* Written exercise:
Report every line in the items below that contains the string "with". Case counts.

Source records
○ ○ ○
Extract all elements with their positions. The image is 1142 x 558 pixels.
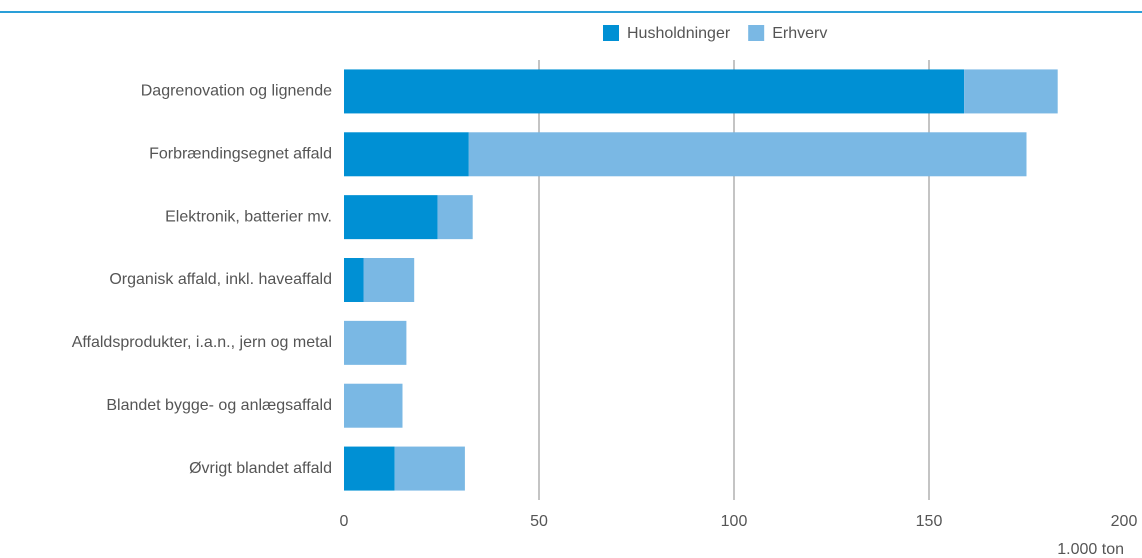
y-tick-label: Elektronik, batterier mv. — [165, 208, 332, 225]
x-tick-label: 0 — [340, 513, 349, 530]
y-tick-label: Forbrændingsegnet affald — [149, 146, 332, 163]
x-tick-label: 50 — [530, 513, 548, 530]
legend-label: Erhverv — [772, 25, 827, 42]
legend-swatch — [603, 25, 619, 41]
bar-segment — [468, 132, 1027, 177]
y-tick-label: Blandet bygge- og anlægsaffald — [106, 397, 332, 414]
bar-segment — [344, 446, 395, 491]
bar-segment — [344, 132, 469, 177]
bar-segment — [344, 258, 364, 302]
bar-segment — [344, 383, 403, 428]
bar-segment — [344, 195, 438, 240]
x-axis-label: 1.000 ton — [1057, 541, 1124, 558]
legend-label: Husholdninger — [627, 25, 731, 42]
bar-segment — [344, 69, 965, 114]
legend-swatch — [748, 25, 765, 41]
y-tick-label: Affaldsprodukter, i.a.n., jern og metal — [72, 334, 332, 351]
x-tick-label: 150 — [916, 513, 943, 530]
bar-segment — [344, 320, 407, 365]
y-tick-label: Øvrigt blandet affald — [189, 460, 332, 477]
bar-segment — [363, 258, 415, 302]
bar-segment — [964, 69, 1058, 114]
bar-segment — [394, 446, 465, 491]
bar-segment — [437, 195, 473, 240]
x-tick-label: 200 — [1111, 513, 1138, 530]
y-tick-label: Dagrenovation og lignende — [141, 83, 332, 100]
y-tick-label: Organisk affald, inkl. haveaffald — [109, 271, 332, 288]
x-tick-label: 100 — [721, 513, 748, 530]
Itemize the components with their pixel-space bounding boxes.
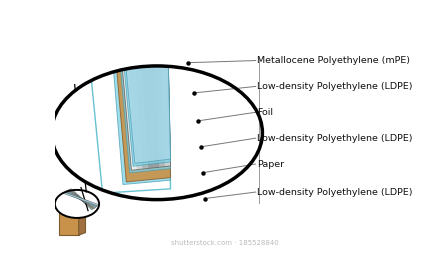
Polygon shape <box>120 12 167 16</box>
Polygon shape <box>59 208 85 210</box>
Polygon shape <box>107 19 167 24</box>
Polygon shape <box>78 208 85 235</box>
Text: Low-density Polyethylene (LDPE): Low-density Polyethylene (LDPE) <box>257 82 412 91</box>
Polygon shape <box>65 190 97 208</box>
Text: shutterstock.com · 185528840: shutterstock.com · 185528840 <box>171 240 278 246</box>
Polygon shape <box>63 192 99 206</box>
Polygon shape <box>59 210 78 235</box>
Text: Paper: Paper <box>257 160 284 169</box>
Text: Foil: Foil <box>257 108 273 117</box>
Polygon shape <box>139 17 153 169</box>
Polygon shape <box>64 191 98 207</box>
Polygon shape <box>131 17 148 169</box>
Circle shape <box>55 190 99 218</box>
Polygon shape <box>153 15 165 167</box>
Polygon shape <box>124 17 142 170</box>
Polygon shape <box>113 20 170 182</box>
Polygon shape <box>119 13 170 166</box>
Polygon shape <box>60 207 71 210</box>
Text: Low-density Polyethylene (LDPE): Low-density Polyethylene (LDPE) <box>257 134 412 143</box>
Polygon shape <box>109 16 170 185</box>
Text: Metallocene Polyethylene (mPE): Metallocene Polyethylene (mPE) <box>257 56 410 65</box>
Polygon shape <box>116 15 170 173</box>
Polygon shape <box>67 189 95 209</box>
Polygon shape <box>160 15 170 167</box>
Polygon shape <box>66 190 96 209</box>
Polygon shape <box>118 13 167 16</box>
Circle shape <box>51 66 262 200</box>
Polygon shape <box>146 16 159 168</box>
Polygon shape <box>116 15 167 18</box>
Polygon shape <box>69 188 94 210</box>
Polygon shape <box>117 18 137 170</box>
Polygon shape <box>121 13 170 164</box>
Polygon shape <box>114 15 167 19</box>
Text: Low-density Polyethylene (LDPE): Low-density Polyethylene (LDPE) <box>257 188 412 197</box>
Polygon shape <box>108 16 167 20</box>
○ ○ ○
* Exercise answer:
Extract all elements with their positions. The image is 1142 x 558 pixels.
Itemize the components with their pixel-space bounding boxes.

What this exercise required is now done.